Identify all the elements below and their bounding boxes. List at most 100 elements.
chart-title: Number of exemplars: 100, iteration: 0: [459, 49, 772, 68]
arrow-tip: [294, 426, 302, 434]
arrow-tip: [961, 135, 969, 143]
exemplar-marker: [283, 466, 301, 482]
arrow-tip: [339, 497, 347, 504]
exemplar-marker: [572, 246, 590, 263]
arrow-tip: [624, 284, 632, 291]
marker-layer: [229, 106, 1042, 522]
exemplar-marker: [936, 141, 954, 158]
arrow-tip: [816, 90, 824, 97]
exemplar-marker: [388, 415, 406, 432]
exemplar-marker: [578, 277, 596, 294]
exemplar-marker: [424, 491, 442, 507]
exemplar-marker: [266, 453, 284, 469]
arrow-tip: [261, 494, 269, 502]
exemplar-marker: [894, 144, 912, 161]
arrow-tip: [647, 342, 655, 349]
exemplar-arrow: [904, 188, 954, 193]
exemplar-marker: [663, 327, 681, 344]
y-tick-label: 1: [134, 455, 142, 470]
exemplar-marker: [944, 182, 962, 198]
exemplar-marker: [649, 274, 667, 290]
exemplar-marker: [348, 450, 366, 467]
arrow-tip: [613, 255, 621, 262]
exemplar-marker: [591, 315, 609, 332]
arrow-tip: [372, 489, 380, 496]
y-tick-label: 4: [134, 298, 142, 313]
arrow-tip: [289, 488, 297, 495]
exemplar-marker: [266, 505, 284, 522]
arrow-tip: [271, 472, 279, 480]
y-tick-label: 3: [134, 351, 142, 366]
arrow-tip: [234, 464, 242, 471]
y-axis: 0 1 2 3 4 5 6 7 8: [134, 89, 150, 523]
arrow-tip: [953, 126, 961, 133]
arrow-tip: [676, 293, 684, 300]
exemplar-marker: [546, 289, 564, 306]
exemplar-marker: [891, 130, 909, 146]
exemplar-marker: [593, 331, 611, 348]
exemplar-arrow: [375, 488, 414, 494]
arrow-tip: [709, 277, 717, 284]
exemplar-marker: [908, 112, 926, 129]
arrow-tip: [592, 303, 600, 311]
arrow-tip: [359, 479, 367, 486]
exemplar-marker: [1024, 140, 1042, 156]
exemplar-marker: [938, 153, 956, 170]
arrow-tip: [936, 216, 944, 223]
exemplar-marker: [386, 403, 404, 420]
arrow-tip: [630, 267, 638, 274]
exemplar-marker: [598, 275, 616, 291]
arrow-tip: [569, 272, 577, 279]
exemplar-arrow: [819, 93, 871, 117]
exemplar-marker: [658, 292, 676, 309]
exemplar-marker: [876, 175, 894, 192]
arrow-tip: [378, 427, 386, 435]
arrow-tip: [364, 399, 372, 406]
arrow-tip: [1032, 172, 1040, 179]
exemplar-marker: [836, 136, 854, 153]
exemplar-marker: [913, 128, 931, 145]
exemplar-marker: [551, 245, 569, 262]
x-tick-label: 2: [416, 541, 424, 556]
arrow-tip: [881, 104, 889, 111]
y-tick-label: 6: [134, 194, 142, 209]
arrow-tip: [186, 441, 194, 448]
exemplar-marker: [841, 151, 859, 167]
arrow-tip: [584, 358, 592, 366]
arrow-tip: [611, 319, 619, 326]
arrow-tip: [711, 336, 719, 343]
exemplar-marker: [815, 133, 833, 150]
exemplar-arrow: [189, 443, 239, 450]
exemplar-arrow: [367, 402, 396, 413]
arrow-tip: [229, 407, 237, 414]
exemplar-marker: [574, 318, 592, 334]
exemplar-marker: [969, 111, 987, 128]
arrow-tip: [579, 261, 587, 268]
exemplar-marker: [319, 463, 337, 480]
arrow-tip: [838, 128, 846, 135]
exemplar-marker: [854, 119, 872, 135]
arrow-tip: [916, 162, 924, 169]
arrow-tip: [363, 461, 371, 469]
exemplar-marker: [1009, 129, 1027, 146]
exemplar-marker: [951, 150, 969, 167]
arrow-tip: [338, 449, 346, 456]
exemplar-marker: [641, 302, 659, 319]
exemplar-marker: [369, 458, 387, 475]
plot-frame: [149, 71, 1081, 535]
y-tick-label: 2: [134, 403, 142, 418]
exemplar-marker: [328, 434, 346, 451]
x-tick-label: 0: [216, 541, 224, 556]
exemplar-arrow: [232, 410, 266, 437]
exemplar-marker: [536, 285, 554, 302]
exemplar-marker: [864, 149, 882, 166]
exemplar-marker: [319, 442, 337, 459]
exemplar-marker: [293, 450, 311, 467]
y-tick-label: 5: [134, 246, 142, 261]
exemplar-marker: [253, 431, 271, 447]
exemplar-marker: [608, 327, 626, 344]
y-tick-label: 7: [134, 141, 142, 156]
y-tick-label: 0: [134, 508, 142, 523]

********

DIRECTIVE: Pick out every row above that contains the string "below" and copy each one in full.

EXERCISE OUTPUT:
Identify all the elements below and their bounding boxes. List at most 100 elements.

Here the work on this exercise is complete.